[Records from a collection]
● ● ● ● ●
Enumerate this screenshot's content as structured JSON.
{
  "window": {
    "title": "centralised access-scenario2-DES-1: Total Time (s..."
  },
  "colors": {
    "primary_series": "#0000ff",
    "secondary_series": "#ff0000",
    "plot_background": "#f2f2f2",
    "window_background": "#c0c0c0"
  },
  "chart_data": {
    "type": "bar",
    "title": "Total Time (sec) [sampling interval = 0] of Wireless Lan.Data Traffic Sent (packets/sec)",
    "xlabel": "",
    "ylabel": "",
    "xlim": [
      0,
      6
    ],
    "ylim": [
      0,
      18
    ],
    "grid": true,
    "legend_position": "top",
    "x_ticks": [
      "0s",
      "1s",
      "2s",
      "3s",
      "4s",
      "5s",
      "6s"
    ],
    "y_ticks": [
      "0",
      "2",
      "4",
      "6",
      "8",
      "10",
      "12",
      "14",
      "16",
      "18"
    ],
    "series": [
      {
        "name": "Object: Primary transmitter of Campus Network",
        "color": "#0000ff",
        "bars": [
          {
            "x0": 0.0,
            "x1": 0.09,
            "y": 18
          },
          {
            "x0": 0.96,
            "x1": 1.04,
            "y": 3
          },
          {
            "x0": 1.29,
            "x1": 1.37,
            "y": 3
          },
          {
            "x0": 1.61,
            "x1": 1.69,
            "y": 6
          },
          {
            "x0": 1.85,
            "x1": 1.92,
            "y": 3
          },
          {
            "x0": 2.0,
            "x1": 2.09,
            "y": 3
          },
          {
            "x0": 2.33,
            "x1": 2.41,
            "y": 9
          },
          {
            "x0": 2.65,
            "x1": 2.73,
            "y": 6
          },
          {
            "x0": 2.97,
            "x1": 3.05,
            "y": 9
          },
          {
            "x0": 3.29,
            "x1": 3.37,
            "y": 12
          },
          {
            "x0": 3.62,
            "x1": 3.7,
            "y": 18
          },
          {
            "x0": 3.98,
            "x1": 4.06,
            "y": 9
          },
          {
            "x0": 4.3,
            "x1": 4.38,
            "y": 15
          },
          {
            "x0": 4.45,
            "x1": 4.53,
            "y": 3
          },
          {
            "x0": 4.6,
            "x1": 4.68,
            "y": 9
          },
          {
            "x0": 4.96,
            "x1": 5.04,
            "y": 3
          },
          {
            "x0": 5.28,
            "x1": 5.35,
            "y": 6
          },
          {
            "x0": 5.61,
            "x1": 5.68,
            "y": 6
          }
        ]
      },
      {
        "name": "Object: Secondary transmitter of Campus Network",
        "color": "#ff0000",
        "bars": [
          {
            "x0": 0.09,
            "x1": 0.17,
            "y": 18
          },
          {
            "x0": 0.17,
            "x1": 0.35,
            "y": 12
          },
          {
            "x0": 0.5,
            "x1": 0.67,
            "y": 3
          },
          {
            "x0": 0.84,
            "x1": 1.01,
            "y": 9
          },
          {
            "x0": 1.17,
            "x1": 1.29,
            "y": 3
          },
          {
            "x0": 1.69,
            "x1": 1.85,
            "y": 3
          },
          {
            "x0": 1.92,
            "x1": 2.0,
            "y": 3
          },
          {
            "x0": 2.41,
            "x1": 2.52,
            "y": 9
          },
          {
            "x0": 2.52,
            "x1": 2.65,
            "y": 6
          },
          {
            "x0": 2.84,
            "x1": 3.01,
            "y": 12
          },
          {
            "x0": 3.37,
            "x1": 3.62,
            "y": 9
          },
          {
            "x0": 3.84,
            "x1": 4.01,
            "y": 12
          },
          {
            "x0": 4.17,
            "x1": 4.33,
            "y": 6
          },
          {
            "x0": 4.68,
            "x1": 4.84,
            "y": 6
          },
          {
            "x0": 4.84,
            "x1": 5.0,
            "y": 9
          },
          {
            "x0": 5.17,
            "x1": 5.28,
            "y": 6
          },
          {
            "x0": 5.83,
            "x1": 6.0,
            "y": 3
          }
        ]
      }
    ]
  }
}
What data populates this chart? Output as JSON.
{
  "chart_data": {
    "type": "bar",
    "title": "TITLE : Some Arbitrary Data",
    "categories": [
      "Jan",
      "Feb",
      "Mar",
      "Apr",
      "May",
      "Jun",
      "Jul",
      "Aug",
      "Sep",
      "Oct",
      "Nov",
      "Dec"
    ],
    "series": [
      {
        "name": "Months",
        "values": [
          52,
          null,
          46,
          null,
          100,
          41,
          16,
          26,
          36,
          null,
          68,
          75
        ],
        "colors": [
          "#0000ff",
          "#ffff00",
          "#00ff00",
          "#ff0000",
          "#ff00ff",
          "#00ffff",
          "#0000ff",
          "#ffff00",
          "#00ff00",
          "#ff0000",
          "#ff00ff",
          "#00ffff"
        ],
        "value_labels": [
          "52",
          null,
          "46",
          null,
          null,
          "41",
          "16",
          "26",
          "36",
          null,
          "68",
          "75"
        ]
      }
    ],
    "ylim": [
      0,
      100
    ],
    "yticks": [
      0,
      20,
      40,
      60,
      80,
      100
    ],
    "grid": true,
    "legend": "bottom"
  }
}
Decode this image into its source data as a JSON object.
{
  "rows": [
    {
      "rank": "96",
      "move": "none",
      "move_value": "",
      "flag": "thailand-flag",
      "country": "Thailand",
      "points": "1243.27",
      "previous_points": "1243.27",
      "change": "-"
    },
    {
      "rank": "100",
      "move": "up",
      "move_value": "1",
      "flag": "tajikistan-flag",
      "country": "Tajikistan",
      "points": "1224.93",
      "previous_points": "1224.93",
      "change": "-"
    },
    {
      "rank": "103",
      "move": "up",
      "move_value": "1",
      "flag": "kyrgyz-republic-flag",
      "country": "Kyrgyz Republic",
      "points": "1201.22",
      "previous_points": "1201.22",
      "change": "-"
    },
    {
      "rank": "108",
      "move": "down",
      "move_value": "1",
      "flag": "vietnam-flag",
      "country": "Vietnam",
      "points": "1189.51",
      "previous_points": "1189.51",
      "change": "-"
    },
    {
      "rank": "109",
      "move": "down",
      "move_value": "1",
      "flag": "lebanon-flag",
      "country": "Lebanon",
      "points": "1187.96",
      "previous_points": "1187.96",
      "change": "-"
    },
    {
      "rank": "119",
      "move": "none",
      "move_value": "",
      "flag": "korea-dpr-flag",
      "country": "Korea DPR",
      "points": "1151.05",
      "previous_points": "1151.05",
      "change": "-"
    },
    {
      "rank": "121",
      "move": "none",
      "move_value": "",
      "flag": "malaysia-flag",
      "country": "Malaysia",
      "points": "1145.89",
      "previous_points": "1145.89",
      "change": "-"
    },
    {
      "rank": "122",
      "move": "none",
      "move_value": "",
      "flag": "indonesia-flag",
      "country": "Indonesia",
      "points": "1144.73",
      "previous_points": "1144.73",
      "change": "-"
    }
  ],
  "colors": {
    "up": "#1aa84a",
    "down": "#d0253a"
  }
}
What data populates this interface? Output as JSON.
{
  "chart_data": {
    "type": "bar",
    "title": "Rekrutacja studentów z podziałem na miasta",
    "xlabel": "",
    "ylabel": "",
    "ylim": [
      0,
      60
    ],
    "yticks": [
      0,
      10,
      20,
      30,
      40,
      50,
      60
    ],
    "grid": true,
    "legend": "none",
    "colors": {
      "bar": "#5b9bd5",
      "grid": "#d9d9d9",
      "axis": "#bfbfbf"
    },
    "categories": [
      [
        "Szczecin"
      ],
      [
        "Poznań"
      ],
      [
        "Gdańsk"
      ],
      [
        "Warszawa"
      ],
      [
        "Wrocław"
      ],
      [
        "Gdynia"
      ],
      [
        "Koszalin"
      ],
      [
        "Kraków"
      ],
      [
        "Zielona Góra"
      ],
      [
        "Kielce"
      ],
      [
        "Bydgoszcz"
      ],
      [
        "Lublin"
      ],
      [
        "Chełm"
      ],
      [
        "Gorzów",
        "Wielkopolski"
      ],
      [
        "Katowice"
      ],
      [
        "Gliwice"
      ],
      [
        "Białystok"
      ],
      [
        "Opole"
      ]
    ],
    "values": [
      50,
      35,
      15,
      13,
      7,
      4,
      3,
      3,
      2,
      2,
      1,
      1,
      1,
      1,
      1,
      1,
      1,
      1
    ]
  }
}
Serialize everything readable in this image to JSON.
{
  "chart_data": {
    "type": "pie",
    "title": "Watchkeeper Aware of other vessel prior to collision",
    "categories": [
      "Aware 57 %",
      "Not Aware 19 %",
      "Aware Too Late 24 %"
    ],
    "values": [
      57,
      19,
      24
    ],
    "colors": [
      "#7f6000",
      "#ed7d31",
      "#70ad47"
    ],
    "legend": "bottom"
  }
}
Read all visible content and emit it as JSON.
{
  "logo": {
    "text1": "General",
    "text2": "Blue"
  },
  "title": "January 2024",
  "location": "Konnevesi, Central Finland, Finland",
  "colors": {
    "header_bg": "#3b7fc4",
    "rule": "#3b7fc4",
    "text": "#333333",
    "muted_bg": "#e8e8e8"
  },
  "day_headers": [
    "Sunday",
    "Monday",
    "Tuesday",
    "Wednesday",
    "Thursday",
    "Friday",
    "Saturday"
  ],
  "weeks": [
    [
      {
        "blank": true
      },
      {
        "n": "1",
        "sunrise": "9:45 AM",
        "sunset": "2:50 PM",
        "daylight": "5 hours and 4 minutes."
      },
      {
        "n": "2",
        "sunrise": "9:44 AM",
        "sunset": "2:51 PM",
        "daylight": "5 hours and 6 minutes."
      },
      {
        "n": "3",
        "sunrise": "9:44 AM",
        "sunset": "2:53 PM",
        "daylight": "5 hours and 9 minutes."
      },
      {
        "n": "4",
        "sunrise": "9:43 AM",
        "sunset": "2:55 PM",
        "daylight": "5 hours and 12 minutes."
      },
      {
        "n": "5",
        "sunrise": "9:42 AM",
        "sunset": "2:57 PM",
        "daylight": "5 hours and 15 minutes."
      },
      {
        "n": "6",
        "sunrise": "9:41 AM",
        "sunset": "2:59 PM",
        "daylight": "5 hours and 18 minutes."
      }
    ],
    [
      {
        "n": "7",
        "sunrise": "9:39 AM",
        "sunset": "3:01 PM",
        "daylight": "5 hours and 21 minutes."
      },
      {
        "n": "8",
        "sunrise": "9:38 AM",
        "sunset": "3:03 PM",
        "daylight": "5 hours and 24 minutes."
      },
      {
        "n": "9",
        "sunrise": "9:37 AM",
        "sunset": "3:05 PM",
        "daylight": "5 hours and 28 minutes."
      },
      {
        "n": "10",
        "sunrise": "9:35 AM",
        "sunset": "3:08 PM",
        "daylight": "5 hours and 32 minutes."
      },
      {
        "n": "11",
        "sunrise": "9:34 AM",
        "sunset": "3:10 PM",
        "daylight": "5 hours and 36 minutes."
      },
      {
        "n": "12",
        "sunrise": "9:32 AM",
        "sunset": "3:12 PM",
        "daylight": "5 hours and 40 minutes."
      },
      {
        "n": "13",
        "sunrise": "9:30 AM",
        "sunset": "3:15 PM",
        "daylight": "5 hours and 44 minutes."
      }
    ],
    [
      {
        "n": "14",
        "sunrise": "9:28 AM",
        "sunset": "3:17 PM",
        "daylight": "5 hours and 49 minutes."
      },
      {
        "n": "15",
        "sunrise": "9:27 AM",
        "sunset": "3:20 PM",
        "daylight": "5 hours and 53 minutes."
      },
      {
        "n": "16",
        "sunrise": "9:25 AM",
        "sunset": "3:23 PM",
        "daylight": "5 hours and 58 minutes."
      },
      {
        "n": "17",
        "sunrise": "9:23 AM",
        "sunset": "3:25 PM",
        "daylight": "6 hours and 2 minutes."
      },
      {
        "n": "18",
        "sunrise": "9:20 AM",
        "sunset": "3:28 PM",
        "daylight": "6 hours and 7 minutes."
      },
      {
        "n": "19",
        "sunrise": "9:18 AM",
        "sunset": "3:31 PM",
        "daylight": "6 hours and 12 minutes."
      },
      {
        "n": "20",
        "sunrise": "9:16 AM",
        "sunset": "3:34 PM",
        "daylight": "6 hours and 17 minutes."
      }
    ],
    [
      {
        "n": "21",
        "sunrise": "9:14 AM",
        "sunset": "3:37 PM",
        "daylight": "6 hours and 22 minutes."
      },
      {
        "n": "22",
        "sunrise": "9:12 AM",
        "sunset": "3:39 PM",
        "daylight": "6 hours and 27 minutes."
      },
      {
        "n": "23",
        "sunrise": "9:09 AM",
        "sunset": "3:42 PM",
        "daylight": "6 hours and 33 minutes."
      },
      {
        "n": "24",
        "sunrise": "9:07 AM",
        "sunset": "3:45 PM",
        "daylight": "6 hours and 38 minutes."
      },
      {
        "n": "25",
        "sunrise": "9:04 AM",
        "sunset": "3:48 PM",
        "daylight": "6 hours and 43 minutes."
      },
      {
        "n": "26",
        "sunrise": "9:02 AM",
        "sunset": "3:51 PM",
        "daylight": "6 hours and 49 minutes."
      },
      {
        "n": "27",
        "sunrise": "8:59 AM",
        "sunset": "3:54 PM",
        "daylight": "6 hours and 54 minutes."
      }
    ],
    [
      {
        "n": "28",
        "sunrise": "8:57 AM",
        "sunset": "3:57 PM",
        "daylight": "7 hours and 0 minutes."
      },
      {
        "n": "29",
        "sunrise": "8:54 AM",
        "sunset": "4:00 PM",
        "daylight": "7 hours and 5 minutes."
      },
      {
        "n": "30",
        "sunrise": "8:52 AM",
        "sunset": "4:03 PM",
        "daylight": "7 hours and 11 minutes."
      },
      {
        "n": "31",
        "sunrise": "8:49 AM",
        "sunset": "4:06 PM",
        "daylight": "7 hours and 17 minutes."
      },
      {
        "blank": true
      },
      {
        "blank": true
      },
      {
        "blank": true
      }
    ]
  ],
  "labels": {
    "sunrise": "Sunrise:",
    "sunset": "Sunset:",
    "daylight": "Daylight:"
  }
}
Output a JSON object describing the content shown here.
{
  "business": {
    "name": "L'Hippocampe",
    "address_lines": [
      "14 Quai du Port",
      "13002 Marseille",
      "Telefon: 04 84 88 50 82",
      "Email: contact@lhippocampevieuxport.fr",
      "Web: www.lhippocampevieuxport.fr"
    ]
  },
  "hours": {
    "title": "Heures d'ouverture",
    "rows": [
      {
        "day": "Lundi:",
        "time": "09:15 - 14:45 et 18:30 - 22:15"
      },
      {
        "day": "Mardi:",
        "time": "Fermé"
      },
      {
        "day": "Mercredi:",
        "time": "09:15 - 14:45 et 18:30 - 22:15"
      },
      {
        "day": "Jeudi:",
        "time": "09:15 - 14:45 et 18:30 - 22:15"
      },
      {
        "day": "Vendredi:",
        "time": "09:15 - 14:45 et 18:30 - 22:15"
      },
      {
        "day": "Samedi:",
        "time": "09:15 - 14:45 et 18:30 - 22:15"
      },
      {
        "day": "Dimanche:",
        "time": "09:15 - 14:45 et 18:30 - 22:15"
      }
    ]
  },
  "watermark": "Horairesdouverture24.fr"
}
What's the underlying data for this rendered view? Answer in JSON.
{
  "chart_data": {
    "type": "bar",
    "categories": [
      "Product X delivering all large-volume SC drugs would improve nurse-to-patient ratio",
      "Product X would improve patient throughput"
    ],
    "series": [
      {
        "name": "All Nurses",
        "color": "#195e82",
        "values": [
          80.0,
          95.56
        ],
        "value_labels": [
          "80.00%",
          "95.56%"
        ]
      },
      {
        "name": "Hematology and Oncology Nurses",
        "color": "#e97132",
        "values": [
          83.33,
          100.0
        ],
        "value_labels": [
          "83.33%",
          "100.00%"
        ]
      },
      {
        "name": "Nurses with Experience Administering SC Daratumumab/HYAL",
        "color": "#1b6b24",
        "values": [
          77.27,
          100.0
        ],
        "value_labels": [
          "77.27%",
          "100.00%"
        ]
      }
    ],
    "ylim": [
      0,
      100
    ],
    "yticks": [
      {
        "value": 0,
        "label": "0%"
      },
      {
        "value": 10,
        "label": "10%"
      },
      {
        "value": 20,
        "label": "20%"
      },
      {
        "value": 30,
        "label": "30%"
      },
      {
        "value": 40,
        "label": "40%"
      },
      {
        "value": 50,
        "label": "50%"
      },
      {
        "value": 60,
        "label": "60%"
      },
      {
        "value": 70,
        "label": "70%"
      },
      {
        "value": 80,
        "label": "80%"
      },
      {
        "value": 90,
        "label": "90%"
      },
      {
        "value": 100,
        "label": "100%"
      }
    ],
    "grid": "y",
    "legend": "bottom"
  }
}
● ● ● ● ●
▶ WRITTEN TASK
Identify the lines above that contain the word "improve", then copy them.

▶ OUTPUT
      "Product X delivering all large-volume SC drugs would improve nurse-to-patient ratio",
      "Product X would improve patient throughput"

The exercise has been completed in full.